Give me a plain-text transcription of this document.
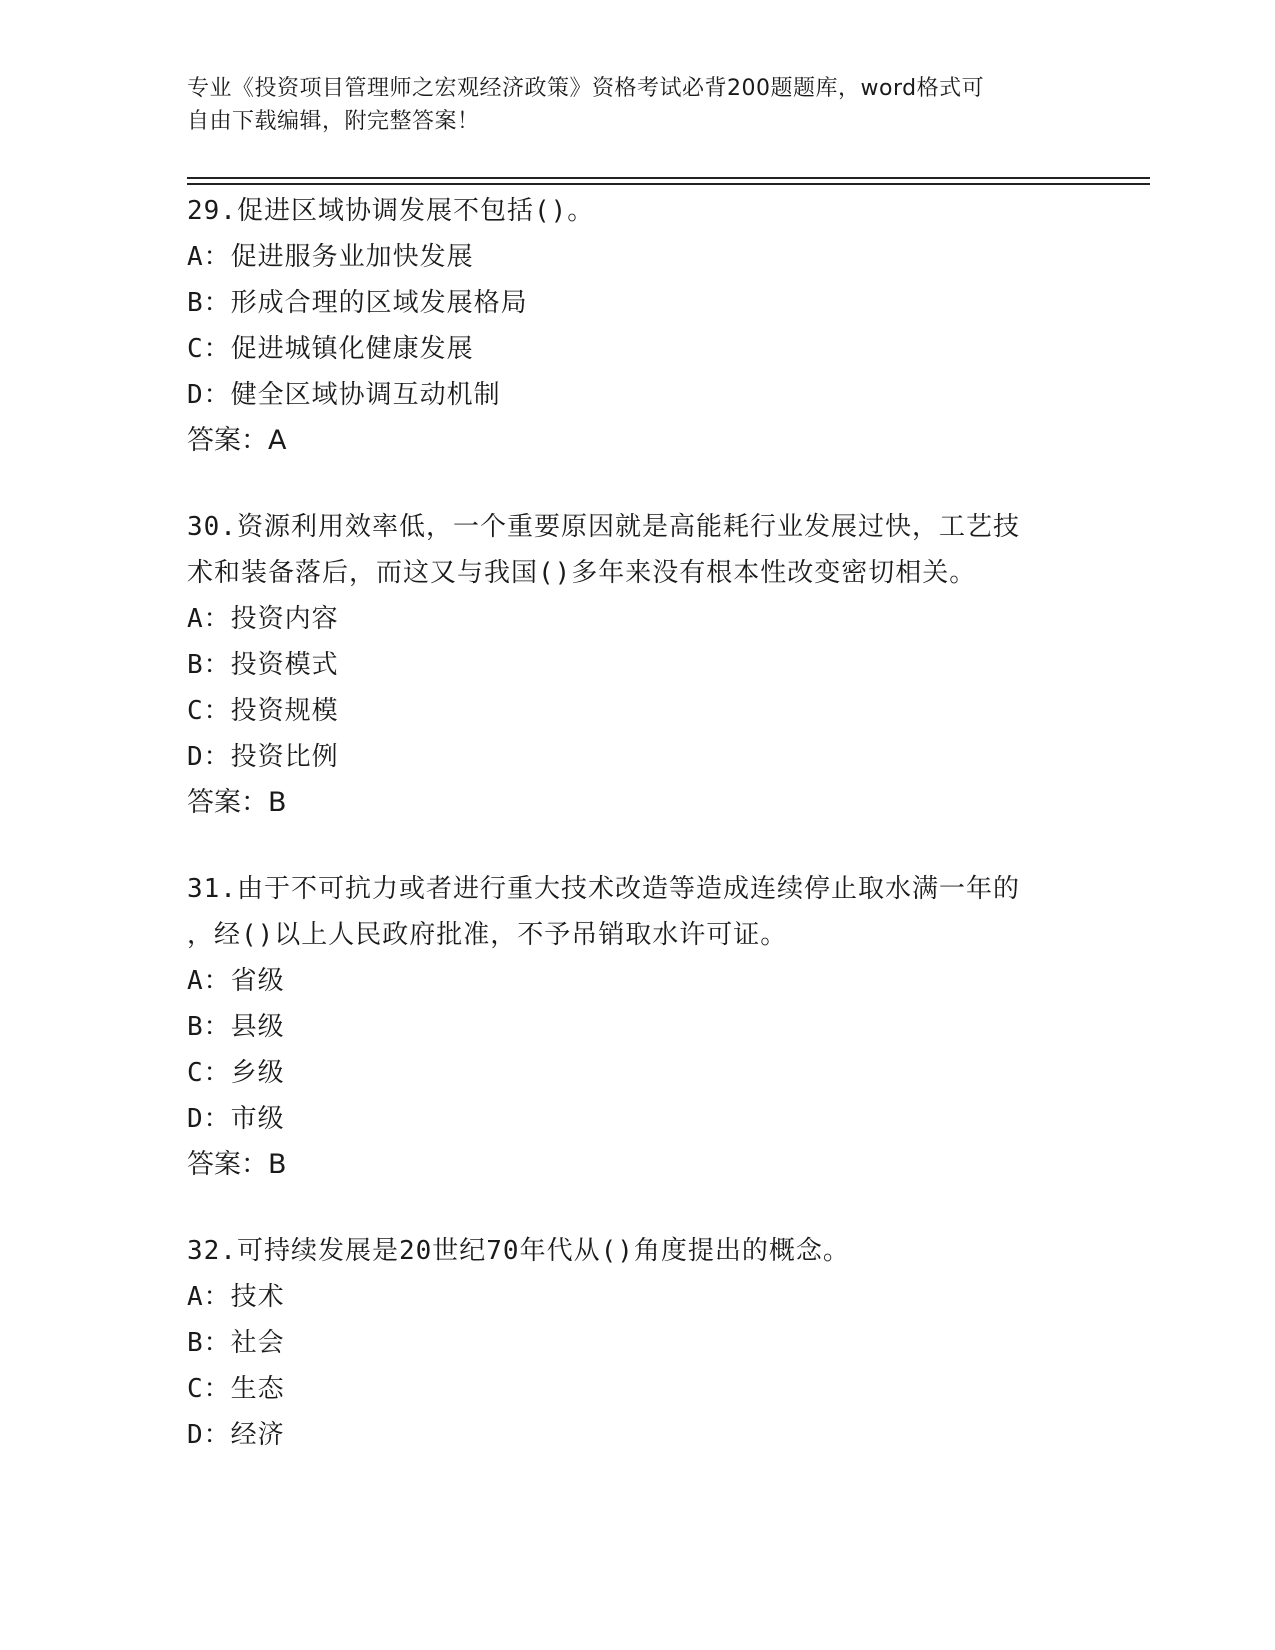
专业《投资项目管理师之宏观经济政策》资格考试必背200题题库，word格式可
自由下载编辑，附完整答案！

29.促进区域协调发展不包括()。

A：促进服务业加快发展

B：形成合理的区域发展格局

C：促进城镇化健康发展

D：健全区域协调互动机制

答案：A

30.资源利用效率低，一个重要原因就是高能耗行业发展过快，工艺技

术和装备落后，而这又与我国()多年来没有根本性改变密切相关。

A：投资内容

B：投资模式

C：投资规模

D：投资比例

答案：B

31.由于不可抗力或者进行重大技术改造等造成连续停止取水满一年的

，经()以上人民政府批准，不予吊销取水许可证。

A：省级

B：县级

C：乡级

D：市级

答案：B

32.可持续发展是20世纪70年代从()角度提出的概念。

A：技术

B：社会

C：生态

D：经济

• • • • •

— Problem to work on —
Every record above must be given again exactly; drop the pictures.

— Result of this task —
Give me a plain-text transcription of this document.
专业《投资项目管理师之宏观经济政策》资格考试必背200题题库，word格式可
自由下载编辑，附完整答案！

29.促进区域协调发展不包括()。

A：促进服务业加快发展

B：形成合理的区域发展格局

C：促进城镇化健康发展

D：健全区域协调互动机制

答案：A

30.资源利用效率低，一个重要原因就是高能耗行业发展过快，工艺技

术和装备落后，而这又与我国()多年来没有根本性改变密切相关。

A：投资内容

B：投资模式

C：投资规模

D：投资比例

答案：B

31.由于不可抗力或者进行重大技术改造等造成连续停止取水满一年的

，经()以上人民政府批准，不予吊销取水许可证。

A：省级

B：县级

C：乡级

D：市级

答案：B

32.可持续发展是20世纪70年代从()角度提出的概念。

A：技术

B：社会

C：生态

D：经济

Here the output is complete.